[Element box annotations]
* * *
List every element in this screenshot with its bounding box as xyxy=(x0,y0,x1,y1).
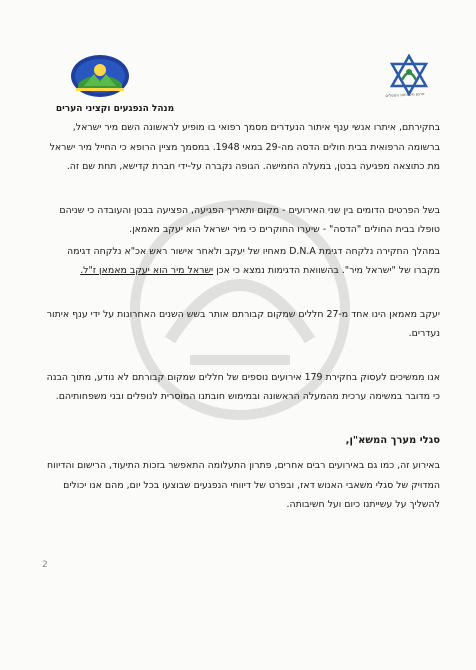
paragraph-dna xyxy=(40,242,440,281)
paragraph-discovery: בחקירתם, איתרו אנשי ענף איתור הנעדרים מסמך רפואי בו מופיע לראשונה השם מיר ישראל, ברשומה הרפואית בבית חולים הדסה מה-29 במאי 1948. במסמך מציין הרופא כי החייל מיר ישראל מת כתוצאה מפגיעה בבטן, במעלה החמישה. הגופה נקברה על-ידי חברת קדישא, תחת שם זה. xyxy=(49,122,440,172)
paragraph-closing: באירוע זה, כמו גם באירועים רבים אחרים, פתרון התעלומה התאפשר בזכות התיעוד, הרישום והדיווח המדויק של סגלי משאבי האנוש דאז, ובפרט של דיווחי הנפגעים שבוצעו בכל יום, מהם אנו יכולים להשליך על עשייתנו כיום ועל חשיבותה. xyxy=(47,460,440,510)
paragraph-ongoing: אנו ממשיכים לעסוק בחקירת 179 אירועים נוספים של חללים שמקום קבורתם לא נודע, מתוך הבנה כי מדובר במשימה ערכית מהמעלה הראשונה ובמימוש חובתנו המוסרית לנופלים ובני משפחותיהם. xyxy=(46,371,440,402)
paragraph-statistic: יעקב מאמאן הינו אחד מ-27 חללים שמקום קבורתם אותר בשש השנים האחרונות על ידי ענף איתור נעדרים. xyxy=(46,308,440,339)
page-number: 2 xyxy=(42,560,48,570)
paragraph-hypothesis: בשל הפרטים הדומים בין שני האירועים - מקום ותאריך הפגיעה, הפציעה בבטן והעובדה כי שניהם טופלו בבית החולים "הדסה" - שיערו החוקרים כי מיר ישראל הוא יעקב מאמאן. xyxy=(59,204,440,235)
identification-conclusion: ישראל מיר הוא יעקב מאמאן ז"ל. xyxy=(80,265,214,276)
dna-text: במהלך החקירה נלקחה דגימת D.N.A מאחיו של יעקב ולאחר אישור ראש אכ"א נלקחה דגימה מקברו של "ישראל מיר". בהשוואת הדגימות נמצא כי אכן xyxy=(66,245,440,276)
left-logo-caption: מנהל הנפגעים וקציני הערים xyxy=(55,104,175,114)
section-heading: סגלי מערך המשא"ן, xyxy=(345,434,440,446)
casualties-directorate-logo xyxy=(70,54,130,98)
letter-body xyxy=(40,118,440,539)
right-logo-caption: ארגון משפחות הנופלים xyxy=(385,90,425,99)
* * *
**INSTRUCTIONS TO FOLLOW:**
Extract the lines from the one containing "paragraph-dna xyxy=(40,242,440,281)" up to and including the one containing "dna-text: במהלך החקירה", and reproduce them without any change.

**RESULT BELOW:**
paragraph-dna xyxy=(40,242,440,281)
paragraph-discovery: בחקירתם, איתרו אנשי ענף איתור הנעדרים מסמך רפואי בו מופיע לראשונה השם מיר ישראל, ברשומה הרפואית בבית חולים הדסה מה-29 במאי 1948. במסמך מציין הרופא כי החייל מיר ישראל מת כתוצאה מפגיעה בבטן, במעלה החמישה. הגופה נקברה על-ידי חברת קדישא, תחת שם זה. xyxy=(49,122,440,172)
paragraph-closing: באירוע זה, כמו גם באירועים רבים אחרים, פתרון התעלומה התאפשר בזכות התיעוד, הרישום והדיווח המדויק של סגלי משאבי האנוש דאז, ובפרט של דיווחי הנפגעים שבוצעו בכל יום, מהם אנו יכולים להשליך על עשייתנו כיום ועל חשיבותה. xyxy=(47,460,440,510)
paragraph-ongoing: אנו ממשיכים לעסוק בחקירת 179 אירועים נוספים של חללים שמקום קבורתם לא נודע, מתוך הבנה כי מדובר במשימה ערכית מהמעלה הראשונה ובמימוש חובתנו המוסרית לנופלים ובני משפחותיהם. xyxy=(46,371,440,402)
paragraph-statistic: יעקב מאמאן הינו אחד מ-27 חללים שמקום קבורתם אותר בשש השנים האחרונות על ידי ענף איתור נעדרים. xyxy=(46,308,440,339)
page-number: 2 xyxy=(42,560,48,570)
paragraph-hypothesis: בשל הפרטים הדומים בין שני האירועים - מקום ותאריך הפגיעה, הפציעה בבטן והעובדה כי שניהם טופלו בבית החולים "הדסה" - שיערו החוקרים כי מיר ישראל הוא יעקב מאמאן. xyxy=(59,204,440,235)
identification-conclusion: ישראל מיר הוא יעקב מאמאן ז"ל. xyxy=(80,265,214,276)
dna-text: במהלך החקירה נלקחה דגימת D.N.A מאחיו של יעקב ולאחר אישור ראש אכ"א נלקחה דגימה מקברו של "ישראל מיר". בהשוואת הדגימות נמצא כי אכן xyxy=(66,245,440,276)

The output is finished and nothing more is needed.